Lines of data:

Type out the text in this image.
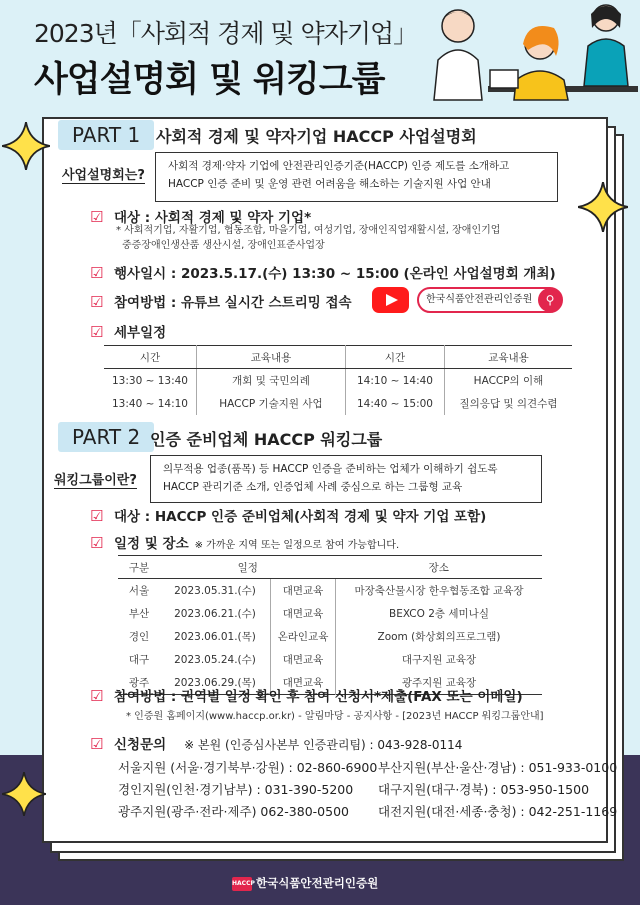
2023년「사회적 경제 및 약자기업」
사업설명회 및 워킹그룹
PART 1 사회적 경제 및 약자기업 HACCP 사업설명회
사업설명회는?
사회적 경제·약자 기업에 안전관리인증기준(HACCP) 인증 제도를 소개하고
HACCP 인증 준비 및 운영 관련 어려움을 해소하는 기술지원 사업 안내
☑ 대상 : 사회적 경제 및 약자 기업*
* 사회적기업, 자활기업, 협동조합, 마을기업, 여성기업, 장애인직업재활시설, 장애인기업
중증장애인생산품 생산시설, 장애인표준사업장
☑ 행사일시 : 2023.5.17.(수) 13:30 ~ 15:00 (온라인 사업설명회 개최)
☑ 참여방법 : 유튜브 실시간 스트리밍 접속	한국식품안전관리인증원	⚲
☑ 세부일정
시간	교육내용	시간	교육내용
13:30 ~ 13:40	개회 및 국민의례	14:10 ~ 14:40	HACCP의 이해
13:40 ~ 14:10	HACCP 기술지원 사업	14:40 ~ 15:00	질의응답 및 의견수렴
PART 2 인증 준비업체 HACCP 워킹그룹
워킹그룹이란?
의무적용 업종(품목) 등 HACCP 인증을 준비하는 업체가 이해하기 쉽도록
HACCP 관리기준 소개, 인증업체 사례 중심으로 하는 그룹형 교육
☑ 대상 : HACCP 인증 준비업체(사회적 경제 및 약자 기업 포함)
☑ 일정 및 장소 ※ 가까운 지역 또는 일정으로 참여 가능합니다.
구분	일정		장소
서울	2023.05.31.(수)	대면교육	마장축산물시장 한우협동조합 교육장
부산	2023.06.21.(수)	대면교육	BEXCO 2층 세미나실
경인	2023.06.01.(목)	온라인교육	Zoom (화상회의프로그램)
대구	2023.05.24.(수)	대면교육	대구지원 교육장
광주	2023.06.29.(목)	대면교육	광주지원 교육장
☑ 참여방법 : 권역별 일정 확인 후 참여 신청서*제출(FAX 또는 이메일)
* 인증원 홈페이지(www.haccp.or.kr) - 알림마당 - 공지사항 - [2023년 HACCP 워킹그룹안내]
☑ 신청문의 ※ 본원 (인증심사본부 인증관리팀) : 043-928-0114
서울지원 (서울·경기북부·강원) : 02-860-6900 부산지원(부산·울산·경남) : 051-933-0100
경인지원(인천·경기남부) : 031-390-5200 대구지원(대구·경북) : 053-950-1500
광주지원(광주·전라·제주) 062-380-0500 대전지원(대전·세종·충청) : 042-251-1169
HACCP한국식품안전관리인증원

### Requirements
The records shown above are to be repeated exactly, with the pictures left out.

### Right answer
Type out the text in this image.
2023년「사회적 경제 및 약자기업」
사업설명회 및 워킹그룹
PART 1 사회적 경제 및 약자기업 HACCP 사업설명회
사업설명회는?
사회적 경제·약자 기업에 안전관리인증기준(HACCP) 인증 제도를 소개하고
HACCP 인증 준비 및 운영 관련 어려움을 해소하는 기술지원 사업 안내
☑ 대상 : 사회적 경제 및 약자 기업*
* 사회적기업, 자활기업, 협동조합, 마을기업, 여성기업, 장애인직업재활시설, 장애인기업
중증장애인생산품 생산시설, 장애인표준사업장
☑ 행사일시 : 2023.5.17.(수) 13:30 ~ 15:00 (온라인 사업설명회 개최)
☑ 참여방법 : 유튜브 실시간 스트리밍 접속	한국식품안전관리인증원	⚲
☑ 세부일정
시간	교육내용	시간	교육내용
13:30 ~ 13:40	개회 및 국민의례	14:10 ~ 14:40	HACCP의 이해
13:40 ~ 14:10	HACCP 기술지원 사업	14:40 ~ 15:00	질의응답 및 의견수렴
PART 2 인증 준비업체 HACCP 워킹그룹
워킹그룹이란?
의무적용 업종(품목) 등 HACCP 인증을 준비하는 업체가 이해하기 쉽도록
HACCP 관리기준 소개, 인증업체 사례 중심으로 하는 그룹형 교육
☑ 대상 : HACCP 인증 준비업체(사회적 경제 및 약자 기업 포함)
☑ 일정 및 장소 ※ 가까운 지역 또는 일정으로 참여 가능합니다.
구분	일정		장소
서울	2023.05.31.(수)	대면교육	마장축산물시장 한우협동조합 교육장
부산	2023.06.21.(수)	대면교육	BEXCO 2층 세미나실
경인	2023.06.01.(목)	온라인교육	Zoom (화상회의프로그램)
대구	2023.05.24.(수)	대면교육	대구지원 교육장
광주	2023.06.29.(목)	대면교육	광주지원 교육장
☑ 참여방법 : 권역별 일정 확인 후 참여 신청서*제출(FAX 또는 이메일)
* 인증원 홈페이지(www.haccp.or.kr) - 알림마당 - 공지사항 - [2023년 HACCP 워킹그룹안내]
☑ 신청문의 ※ 본원 (인증심사본부 인증관리팀) : 043-928-0114
서울지원 (서울·경기북부·강원) : 02-860-6900 부산지원(부산·울산·경남) : 051-933-0100
경인지원(인천·경기남부) : 031-390-5200 대구지원(대구·경북) : 053-950-1500
광주지원(광주·전라·제주) 062-380-0500 대전지원(대전·세종·충청) : 042-251-1169
HACCP한국식품안전관리인증원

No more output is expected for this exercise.